Приведённый текст:

Полвека любви
Шрифт:
У нас обоих с детства было тяготение к фантастике. Прежде всего — к романам Жюля Верна. Я упоминал уже, как поразила мое детское воображение прогулка капитана Немо по океанскому дну. Я летел к Луне в ядре, выстреленном из гигантской пушки, вместе с Мишелем Арданом. Вместе с капитаном Сервадаком, профессором Пальмиреном Розетом и лейтенантом Прокофьевым устремлялся в космические дали на обломке Земли, оторванном кометой Галлией…
У нас с Исаем была как бы жюль-верновская выучка.
Однако разговоры о «беструбном» нефтепроводе, может, так и остались бы разговорами, если б не тот пешеход, вынырнувший из-под колес грузовика.
Проницаемость материи! На нее натыкаются молодые инженеры из НИИтранснефти. На что именно,
Сюжет складывался, обрастал всякого рода ответвлениями, угасал, потом, подстегнутый фантазией, снова пускался вскачь. Мы стали записывать сюжетные ходы. Рылись в книгах…
А вокруг шумел, гомонил пестрый многоязычный город, прильнувший к теплому морю. По вечерам на Приморском бульваре было многолюдно, били подсвеченные фонтаны, и бакинский певучий говор наполнял аллеи. Моряна, южный ветер, несла влажный воздух, пахнущий мазутом. Во дворах поутру раздавались призывные крики: «Мацони, мацони!», «Зэлень, зэлень!», «Стары вещь пакпайм!». С улицы в раскрытые окна влетали обрывки песен: «Авара я…», «Эй, моряк, ты слишком долго плавал…», «Если черный кот дорогу перейдет…».

Задание: Отредактируйте фрагмент текста «Полвека любви» от слов «Полвека любви» до слов «бы жюль-верновская выучка.» включительно: замените «Луне» на «Марсу» и приведите фрагмент целиком. Строки, приведённые далее, для работы не требуются.

Приведённые данные:
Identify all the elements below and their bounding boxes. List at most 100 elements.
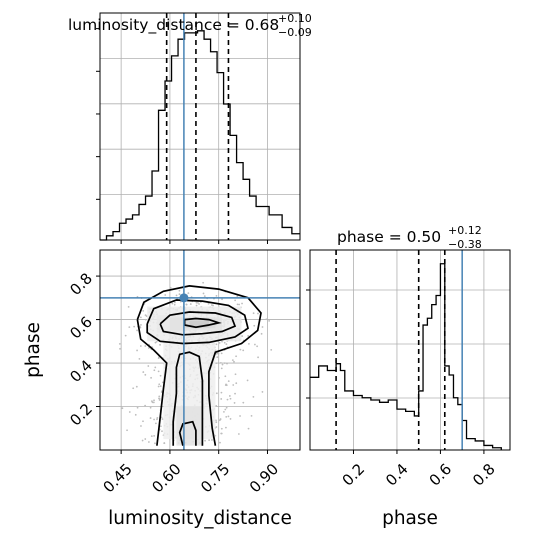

Ответ:
Полвека любви
Шрифт:
У нас обоих с детства было тяготение к фантастике. Прежде всего — к романам Жюля Верна. Я упоминал уже, как поразила мое детское воображение прогулка капитана Немо по океанскому дну. Я летел к Марсу в ядре, выстреленном из гигантской пушки, вместе с Мишелем Арданом. Вместе с капитаном Сервадаком, профессором Пальмиреном Розетом и лейтенантом Прокофьевым устремлялся в космические дали на обломке Земли, оторванном кометой Галлией…
У нас с Исаем была как бы жюль-верновская выучка.